=== Written task ===
The required output is a single number: how many lines of the material contain the string "screenshot".

[begin Stored rows]

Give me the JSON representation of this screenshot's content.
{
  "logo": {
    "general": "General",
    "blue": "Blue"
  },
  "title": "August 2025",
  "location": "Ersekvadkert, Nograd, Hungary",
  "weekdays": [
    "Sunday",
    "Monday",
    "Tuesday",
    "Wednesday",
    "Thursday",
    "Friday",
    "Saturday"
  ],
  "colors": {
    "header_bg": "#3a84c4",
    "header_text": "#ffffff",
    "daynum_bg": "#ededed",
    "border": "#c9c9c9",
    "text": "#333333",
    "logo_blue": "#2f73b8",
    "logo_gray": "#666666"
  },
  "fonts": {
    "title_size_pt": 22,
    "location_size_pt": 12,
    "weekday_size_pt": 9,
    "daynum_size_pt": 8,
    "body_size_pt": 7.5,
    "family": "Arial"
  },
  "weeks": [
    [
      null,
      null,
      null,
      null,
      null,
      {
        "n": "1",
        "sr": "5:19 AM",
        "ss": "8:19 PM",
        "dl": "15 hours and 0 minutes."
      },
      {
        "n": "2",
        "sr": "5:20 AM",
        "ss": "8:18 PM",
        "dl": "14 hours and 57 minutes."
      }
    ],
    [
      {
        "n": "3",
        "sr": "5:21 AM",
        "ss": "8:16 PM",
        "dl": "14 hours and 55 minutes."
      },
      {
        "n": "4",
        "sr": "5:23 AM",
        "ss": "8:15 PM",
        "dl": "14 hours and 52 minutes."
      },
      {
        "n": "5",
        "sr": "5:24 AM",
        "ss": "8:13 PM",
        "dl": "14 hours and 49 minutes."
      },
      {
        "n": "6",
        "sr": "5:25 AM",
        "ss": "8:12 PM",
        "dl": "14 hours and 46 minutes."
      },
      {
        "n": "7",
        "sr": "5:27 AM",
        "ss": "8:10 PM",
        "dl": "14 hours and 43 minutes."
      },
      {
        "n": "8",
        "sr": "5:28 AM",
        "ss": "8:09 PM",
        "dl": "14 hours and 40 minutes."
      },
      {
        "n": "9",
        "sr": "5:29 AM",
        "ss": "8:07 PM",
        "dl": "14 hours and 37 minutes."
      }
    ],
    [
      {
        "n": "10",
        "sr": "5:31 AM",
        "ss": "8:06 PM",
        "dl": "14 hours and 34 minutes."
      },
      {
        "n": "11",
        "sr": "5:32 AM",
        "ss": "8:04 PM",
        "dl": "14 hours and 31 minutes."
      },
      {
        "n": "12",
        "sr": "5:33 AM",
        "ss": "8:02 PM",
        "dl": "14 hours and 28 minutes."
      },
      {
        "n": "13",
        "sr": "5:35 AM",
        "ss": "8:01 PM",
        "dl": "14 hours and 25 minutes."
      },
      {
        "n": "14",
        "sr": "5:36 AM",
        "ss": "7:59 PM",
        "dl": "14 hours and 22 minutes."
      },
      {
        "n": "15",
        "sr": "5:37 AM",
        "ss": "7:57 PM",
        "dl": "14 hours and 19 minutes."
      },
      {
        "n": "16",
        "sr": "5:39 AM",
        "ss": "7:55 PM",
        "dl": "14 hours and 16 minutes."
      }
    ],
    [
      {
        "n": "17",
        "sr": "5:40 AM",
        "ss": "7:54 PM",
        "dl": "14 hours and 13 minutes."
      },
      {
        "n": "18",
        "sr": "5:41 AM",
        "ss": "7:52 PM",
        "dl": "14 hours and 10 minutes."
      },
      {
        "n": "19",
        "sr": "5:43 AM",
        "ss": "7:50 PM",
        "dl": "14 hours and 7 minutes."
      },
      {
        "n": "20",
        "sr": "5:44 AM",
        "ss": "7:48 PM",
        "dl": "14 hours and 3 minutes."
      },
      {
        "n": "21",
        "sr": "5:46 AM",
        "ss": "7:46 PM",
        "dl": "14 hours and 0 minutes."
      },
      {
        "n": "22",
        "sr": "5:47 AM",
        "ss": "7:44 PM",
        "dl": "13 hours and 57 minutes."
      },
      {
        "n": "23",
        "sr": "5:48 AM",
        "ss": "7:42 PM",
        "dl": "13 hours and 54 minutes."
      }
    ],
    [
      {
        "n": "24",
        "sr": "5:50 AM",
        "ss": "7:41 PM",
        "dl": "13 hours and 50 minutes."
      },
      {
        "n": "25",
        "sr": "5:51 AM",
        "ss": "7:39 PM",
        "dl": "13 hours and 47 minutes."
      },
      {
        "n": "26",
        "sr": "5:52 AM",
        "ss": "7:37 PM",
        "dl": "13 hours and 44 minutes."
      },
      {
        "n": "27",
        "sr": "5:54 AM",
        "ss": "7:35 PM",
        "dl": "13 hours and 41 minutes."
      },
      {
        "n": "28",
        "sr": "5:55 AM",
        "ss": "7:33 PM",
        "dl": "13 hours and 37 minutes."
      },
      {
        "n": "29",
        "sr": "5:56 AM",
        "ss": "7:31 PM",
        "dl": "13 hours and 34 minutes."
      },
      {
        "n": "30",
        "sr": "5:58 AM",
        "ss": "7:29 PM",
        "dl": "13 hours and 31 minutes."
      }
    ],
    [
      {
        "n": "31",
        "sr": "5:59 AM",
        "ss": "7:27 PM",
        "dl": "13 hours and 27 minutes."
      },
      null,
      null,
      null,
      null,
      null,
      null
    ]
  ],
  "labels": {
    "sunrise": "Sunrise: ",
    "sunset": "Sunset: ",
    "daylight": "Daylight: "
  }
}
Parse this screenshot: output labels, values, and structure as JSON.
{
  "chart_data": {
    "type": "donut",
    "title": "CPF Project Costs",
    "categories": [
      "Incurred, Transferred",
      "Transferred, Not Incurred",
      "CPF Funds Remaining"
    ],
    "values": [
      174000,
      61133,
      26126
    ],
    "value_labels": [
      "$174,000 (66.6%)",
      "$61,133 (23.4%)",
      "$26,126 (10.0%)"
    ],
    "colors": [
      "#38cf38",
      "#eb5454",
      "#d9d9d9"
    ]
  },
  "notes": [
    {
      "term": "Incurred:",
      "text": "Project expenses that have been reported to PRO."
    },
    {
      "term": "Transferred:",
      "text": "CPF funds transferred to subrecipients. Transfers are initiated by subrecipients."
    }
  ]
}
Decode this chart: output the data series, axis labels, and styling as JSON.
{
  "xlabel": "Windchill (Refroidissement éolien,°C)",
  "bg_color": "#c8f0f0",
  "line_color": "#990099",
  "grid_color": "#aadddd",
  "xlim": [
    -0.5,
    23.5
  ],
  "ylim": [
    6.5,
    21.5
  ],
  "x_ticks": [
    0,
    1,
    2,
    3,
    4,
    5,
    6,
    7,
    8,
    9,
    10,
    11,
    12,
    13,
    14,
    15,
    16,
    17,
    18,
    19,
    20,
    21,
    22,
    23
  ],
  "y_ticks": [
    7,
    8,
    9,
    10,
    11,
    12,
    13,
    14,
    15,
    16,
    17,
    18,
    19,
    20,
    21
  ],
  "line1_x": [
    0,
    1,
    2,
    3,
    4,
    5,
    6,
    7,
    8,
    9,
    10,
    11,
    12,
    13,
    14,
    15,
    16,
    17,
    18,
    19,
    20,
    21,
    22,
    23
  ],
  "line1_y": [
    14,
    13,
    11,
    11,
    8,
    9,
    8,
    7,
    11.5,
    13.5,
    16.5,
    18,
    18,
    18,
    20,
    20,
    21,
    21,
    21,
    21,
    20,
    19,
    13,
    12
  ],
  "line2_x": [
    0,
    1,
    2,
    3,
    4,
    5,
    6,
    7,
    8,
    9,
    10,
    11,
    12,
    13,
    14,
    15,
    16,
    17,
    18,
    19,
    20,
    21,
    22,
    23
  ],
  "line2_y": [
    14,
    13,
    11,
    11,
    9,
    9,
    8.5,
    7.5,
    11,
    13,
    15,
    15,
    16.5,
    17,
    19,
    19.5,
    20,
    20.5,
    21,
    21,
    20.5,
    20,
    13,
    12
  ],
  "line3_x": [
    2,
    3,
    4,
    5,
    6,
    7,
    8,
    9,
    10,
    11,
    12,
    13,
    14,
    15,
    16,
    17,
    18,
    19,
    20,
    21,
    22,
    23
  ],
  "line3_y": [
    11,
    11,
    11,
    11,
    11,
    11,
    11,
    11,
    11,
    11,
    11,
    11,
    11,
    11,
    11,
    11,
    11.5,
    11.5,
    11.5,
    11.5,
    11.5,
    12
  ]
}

[end Stored rows]

=== Answer ===
2